— START SUPPLIED ENTRIES —
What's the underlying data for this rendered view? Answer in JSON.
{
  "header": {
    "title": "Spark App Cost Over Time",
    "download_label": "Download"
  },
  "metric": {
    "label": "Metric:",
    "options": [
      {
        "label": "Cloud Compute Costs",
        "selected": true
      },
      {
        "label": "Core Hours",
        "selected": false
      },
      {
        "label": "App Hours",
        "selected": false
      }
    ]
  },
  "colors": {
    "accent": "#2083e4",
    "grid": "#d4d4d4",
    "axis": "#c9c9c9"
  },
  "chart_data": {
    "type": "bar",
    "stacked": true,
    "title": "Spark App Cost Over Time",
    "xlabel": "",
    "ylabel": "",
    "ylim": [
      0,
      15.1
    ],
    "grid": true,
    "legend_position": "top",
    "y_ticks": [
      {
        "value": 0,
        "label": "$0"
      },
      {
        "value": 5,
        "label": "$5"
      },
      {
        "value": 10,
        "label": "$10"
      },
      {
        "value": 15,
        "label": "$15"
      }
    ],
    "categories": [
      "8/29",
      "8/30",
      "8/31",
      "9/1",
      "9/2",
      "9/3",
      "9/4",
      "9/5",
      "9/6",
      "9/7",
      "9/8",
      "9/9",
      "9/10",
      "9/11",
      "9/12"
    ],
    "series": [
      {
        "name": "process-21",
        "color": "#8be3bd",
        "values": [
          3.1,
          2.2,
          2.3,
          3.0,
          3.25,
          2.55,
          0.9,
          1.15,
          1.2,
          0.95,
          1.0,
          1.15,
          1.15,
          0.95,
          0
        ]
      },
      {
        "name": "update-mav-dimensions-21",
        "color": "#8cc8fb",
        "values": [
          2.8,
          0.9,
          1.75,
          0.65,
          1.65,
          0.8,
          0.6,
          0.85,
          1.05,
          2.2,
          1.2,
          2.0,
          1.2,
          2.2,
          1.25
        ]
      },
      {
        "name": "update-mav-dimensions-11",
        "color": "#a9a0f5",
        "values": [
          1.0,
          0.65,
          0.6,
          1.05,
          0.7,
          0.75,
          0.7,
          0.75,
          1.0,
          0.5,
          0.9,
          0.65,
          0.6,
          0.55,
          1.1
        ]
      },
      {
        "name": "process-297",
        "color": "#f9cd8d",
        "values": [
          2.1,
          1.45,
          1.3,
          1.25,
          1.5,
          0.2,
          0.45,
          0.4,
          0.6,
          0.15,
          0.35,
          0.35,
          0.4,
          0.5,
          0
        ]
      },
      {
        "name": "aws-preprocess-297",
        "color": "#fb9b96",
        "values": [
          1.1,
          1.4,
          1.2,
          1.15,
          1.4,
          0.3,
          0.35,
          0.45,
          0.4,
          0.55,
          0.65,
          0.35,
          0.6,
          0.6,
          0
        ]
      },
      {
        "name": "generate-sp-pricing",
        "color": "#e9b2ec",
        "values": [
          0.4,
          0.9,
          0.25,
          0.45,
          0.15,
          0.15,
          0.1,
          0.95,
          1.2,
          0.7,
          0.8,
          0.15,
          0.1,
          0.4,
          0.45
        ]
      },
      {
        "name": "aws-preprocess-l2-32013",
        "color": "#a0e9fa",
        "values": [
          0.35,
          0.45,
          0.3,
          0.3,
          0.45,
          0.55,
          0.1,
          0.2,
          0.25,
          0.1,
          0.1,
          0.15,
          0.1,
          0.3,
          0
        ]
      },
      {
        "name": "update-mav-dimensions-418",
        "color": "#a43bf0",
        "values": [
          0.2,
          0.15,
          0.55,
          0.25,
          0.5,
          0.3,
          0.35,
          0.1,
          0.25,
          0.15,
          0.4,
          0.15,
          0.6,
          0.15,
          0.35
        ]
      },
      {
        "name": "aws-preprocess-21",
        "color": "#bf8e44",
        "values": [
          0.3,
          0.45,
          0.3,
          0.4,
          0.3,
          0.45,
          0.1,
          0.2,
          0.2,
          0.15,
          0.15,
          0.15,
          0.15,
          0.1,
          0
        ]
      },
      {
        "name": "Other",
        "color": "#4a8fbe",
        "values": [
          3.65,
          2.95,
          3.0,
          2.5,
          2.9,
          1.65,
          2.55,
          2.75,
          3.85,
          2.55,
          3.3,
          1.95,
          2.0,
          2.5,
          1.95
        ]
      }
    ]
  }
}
— END SUPPLIED ENTRIES —
-- THE EXERCISE --
Lines that include the word "name" — how many are there in the data? Answer with the number alone.

-- RESULT FOR THIS EXERCISE --
10